REQUIRED TASK:
Give the count of lines in the data that include the string "Bosatsu", with no added remarks.
--
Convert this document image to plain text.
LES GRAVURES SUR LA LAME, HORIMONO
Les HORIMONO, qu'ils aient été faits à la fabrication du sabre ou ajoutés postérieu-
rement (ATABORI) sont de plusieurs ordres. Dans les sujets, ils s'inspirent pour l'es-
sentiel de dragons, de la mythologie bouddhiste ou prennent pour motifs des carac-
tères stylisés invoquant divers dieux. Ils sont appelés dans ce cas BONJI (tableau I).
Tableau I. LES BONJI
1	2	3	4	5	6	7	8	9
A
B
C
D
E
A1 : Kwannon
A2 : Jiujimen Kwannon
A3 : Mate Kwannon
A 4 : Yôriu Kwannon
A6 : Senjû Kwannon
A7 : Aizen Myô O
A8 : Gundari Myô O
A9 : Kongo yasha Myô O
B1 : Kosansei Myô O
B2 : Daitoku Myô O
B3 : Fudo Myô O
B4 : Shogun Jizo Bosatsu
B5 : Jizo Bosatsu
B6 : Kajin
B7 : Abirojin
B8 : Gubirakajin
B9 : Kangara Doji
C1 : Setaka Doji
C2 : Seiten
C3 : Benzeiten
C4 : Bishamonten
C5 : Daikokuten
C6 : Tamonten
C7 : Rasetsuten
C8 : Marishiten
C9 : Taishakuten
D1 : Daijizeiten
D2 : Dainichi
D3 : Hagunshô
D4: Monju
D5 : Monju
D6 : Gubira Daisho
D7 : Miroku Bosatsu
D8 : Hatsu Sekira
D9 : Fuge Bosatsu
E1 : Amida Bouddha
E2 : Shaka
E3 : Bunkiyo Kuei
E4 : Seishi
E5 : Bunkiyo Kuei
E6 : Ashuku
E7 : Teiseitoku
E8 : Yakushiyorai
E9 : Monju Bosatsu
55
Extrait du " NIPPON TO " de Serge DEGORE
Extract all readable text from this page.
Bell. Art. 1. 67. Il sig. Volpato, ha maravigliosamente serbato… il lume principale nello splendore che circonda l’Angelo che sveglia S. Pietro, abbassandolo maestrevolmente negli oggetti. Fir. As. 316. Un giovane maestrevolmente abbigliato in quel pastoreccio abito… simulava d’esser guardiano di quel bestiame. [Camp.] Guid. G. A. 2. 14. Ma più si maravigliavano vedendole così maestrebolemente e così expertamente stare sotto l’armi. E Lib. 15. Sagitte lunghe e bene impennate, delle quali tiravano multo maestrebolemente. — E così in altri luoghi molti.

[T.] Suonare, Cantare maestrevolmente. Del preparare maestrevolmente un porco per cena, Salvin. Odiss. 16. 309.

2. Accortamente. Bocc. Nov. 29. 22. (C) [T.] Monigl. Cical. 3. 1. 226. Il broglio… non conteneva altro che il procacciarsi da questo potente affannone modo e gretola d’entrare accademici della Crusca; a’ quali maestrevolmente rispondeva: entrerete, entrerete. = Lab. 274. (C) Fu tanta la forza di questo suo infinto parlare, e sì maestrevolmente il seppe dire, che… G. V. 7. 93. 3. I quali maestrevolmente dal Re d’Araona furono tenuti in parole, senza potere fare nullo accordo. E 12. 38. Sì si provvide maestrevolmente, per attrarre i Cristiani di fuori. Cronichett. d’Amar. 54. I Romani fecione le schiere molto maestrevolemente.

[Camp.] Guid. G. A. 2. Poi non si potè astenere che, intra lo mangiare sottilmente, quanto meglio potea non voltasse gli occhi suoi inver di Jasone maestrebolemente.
--
ANSWER:
5